_书面任务 1_: 根据下文关于链表指针的帖子，用一至三句话说明：主函数中只用一个指针反复插入时为何出错，回复又给出了怎样的修改办法。

_帖子_:
::::

大神们，帮忙看看这个指向链表的指针。

经测试，代码之前都正确，主函数最后指针处如果用3个指针分别指（如注释）能正确运行，如果用一个指针(如代码），则会无限循环输出s3的内容，求大神解……

 #include<iostream>
#include<string.h>
#include<fstream>
using namespace std;
class song{
        int id;
        char*name;
        char*actor;
public:
    song(int a, char*b, char*c){
        id = a;
        name = new char[strlen(b) + 1];
        actor = new char[strlen(c) + 1];
        strcpy_s(name, strlen(b) + 1, b);
        strcpy_s(actor, strlen(c) + 1, c);
    }
    song(){};
    void setid(int i){ id = i; }
    //char* geta(){ return actor; }
    bool operator<(song temp){
        if (strcmp(actor, temp.actor) < 0)
            return true;
        return false;
    }
    void show(){ cout << id << " "<< name << " (" << actor<<")"<< endl; }
};
struct list{
    song ge;
    list*next;
};
void insert(list*&head, list* charu){
    if (head == NULL){
        head = charu;
        charu->next = NULL;
        return;
    }
    if (charu->ge < head->ge){
        charu->next = head;
        head = charu;
        return;
    }
    list*p = head, *q = head;
    while (p->ge < charu->ge&&p->next != NULL){
        q = p;
        p = p->next;
    }
    if (p->ge < charu->ge){
        p->next = charu;
        charu->next = NULL;
    }
    else {
        charu->next = p;
        q->next = charu;
    }
    return;
}
int main(){
    song s1(1, "aaa", "aa"), s2(2, "ccc", "cc"), s3(3, "bbb", "bb");
    list*head = NULL, *p = new list, *q = new list, *r = new list;
    p->ge = s1;
    insert(head, p);
    p->ge = s2;             //q->ge=s2;
    insert(head, p);        //insert(head,q);
    p->ge = s3;             //r->ge=s3;
    insert(head, p);        //insert(head,r);
    list*temp = head;
    int i = 1;
    while (temp != NULL){
        temp->ge.setid(i++);
        temp->ge.show();
        temp = temp->next;
    }
}

这里加上
p = new list;
p->ge = s2;
insert(head, p);
下面类似
p = new list;
p->ge = s3;
insert(head, p);

否则你实际上只有一个节点，你插入的指针指向同一个存储。

插入新节点节点得new一个新节点

::::

_书面任务 2_: 请列出记录中所有含有字符串“وعشرين”的行，区分大小写。

_数据行_:

::::

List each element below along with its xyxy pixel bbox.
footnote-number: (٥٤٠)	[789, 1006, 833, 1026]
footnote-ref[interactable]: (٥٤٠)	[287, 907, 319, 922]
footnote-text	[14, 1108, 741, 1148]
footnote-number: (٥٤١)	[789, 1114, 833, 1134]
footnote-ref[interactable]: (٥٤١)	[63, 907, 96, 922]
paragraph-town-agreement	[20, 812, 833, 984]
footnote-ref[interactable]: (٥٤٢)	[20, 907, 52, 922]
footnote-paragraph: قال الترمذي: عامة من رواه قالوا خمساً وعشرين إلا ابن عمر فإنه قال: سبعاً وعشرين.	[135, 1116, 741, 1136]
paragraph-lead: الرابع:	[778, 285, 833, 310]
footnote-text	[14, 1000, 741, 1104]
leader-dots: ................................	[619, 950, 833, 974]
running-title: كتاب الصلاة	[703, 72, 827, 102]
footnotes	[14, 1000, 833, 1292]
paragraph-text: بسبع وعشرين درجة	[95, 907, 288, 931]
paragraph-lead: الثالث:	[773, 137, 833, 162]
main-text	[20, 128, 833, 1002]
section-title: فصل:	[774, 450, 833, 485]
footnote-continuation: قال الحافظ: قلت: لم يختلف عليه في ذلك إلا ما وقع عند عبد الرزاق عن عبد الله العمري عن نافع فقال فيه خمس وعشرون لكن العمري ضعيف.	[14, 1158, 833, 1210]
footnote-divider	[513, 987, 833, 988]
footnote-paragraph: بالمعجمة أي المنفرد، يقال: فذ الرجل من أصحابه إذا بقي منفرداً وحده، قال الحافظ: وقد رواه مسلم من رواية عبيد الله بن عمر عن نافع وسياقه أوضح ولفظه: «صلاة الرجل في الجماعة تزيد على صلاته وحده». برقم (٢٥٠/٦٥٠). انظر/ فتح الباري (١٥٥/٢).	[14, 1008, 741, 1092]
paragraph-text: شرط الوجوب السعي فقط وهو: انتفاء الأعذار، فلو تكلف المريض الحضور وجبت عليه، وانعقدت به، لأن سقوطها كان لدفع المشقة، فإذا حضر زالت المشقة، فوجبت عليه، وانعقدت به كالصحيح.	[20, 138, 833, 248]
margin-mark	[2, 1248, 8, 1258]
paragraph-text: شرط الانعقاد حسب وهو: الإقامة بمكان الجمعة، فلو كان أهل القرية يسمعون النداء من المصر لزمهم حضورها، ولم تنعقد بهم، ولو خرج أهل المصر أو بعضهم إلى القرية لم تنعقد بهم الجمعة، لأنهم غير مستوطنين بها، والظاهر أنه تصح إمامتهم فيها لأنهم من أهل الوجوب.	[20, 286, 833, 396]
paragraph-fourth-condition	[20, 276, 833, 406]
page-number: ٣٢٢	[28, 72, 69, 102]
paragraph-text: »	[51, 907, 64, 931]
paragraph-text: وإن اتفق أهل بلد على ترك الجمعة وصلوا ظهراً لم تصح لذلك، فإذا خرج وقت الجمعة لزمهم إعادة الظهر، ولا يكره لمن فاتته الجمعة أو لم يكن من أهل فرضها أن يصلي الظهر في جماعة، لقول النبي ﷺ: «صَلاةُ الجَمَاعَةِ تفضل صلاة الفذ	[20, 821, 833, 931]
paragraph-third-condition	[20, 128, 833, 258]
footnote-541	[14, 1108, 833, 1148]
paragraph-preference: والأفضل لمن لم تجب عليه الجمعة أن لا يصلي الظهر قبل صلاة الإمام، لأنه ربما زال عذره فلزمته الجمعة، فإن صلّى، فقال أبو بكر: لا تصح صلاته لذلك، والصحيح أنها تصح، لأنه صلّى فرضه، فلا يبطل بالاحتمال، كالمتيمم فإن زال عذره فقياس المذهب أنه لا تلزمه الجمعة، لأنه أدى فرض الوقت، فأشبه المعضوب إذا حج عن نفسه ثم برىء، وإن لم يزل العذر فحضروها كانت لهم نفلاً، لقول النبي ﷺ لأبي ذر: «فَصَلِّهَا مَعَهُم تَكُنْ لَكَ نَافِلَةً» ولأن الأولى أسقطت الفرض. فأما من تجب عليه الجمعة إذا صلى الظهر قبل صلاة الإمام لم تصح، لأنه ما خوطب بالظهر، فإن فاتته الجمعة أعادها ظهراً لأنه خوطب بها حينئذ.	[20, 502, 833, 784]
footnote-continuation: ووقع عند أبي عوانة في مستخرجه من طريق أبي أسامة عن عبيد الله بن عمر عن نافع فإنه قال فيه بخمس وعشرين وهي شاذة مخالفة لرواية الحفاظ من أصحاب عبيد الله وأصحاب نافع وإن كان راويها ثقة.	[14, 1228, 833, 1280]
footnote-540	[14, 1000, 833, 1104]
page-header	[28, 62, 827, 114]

::::

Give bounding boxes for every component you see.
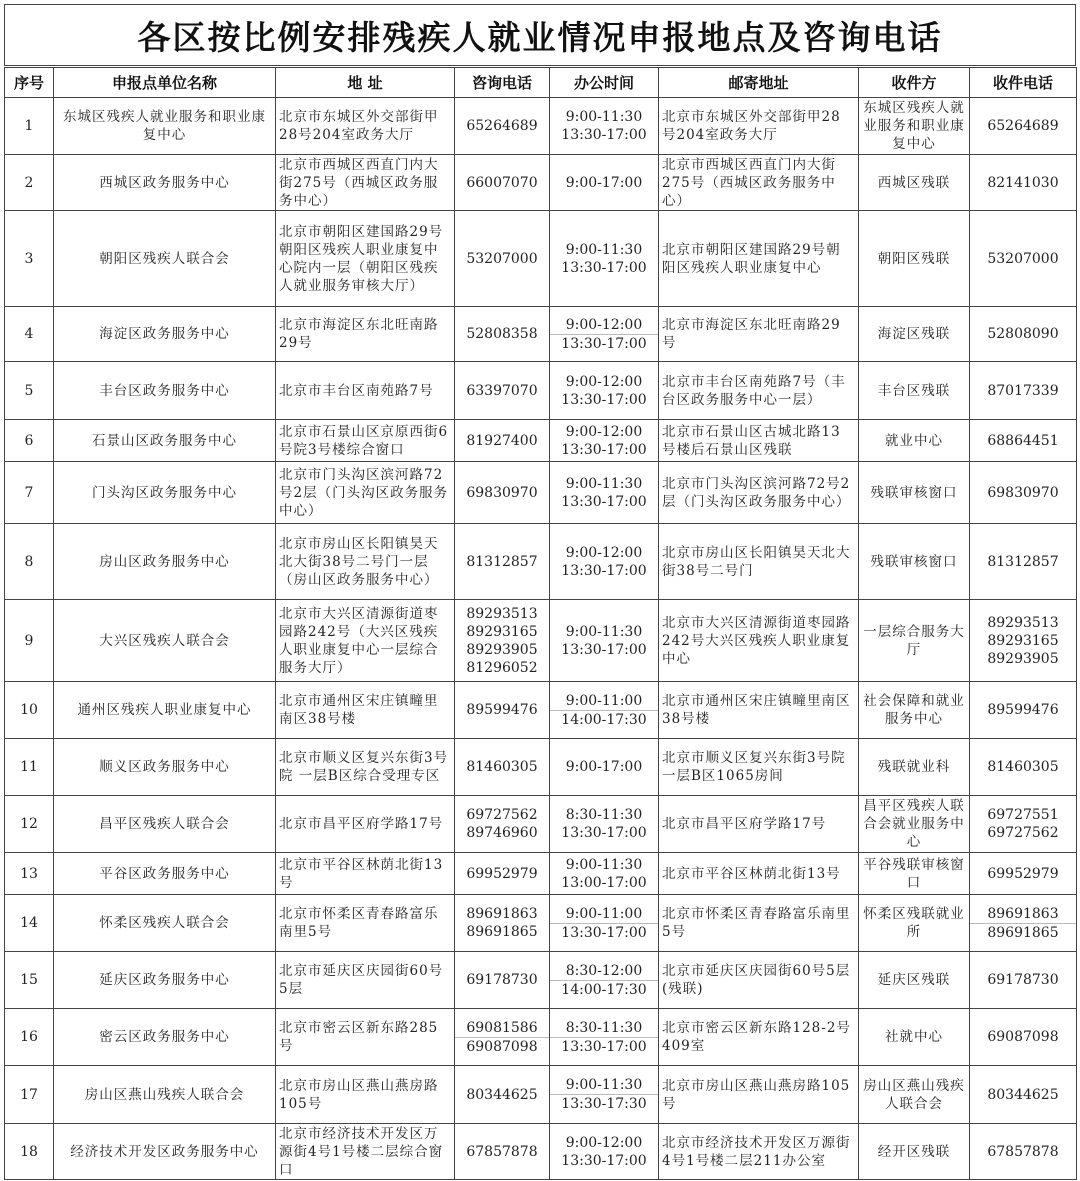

::::

_完整输出 1_: 只用一个指针时，实际上只有一个节点，每次插入的指针都指向同一块存储。回复建议在每次赋值和插入之前先执行 p = new list;，为每次插入新建一个节点，再给 p->ge 赋值并调用 insert(head, p)。

_完整输出 2_:
footnote-paragraph: قال الترمذي: عامة من رواه قالوا خمساً وعشرين إلا ابن عمر فإنه قال: سبعاً وعشرين.	[135, 1116, 741, 1136]
paragraph-text: بسبع وعشرين درجة	[95, 907, 288, 931]
footnote-continuation: ووقع عند أبي عوانة في مستخرجه من طريق أبي أسامة عن عبيد الله بن عمر عن نافع فإنه قال فيه بخمس وعشرين وهي شاذة مخالفة لرواية الحفاظ من أصحاب عبيد الله وأصحاب نافع وإن كان راويها ثقة.	[14, 1228, 833, 1280]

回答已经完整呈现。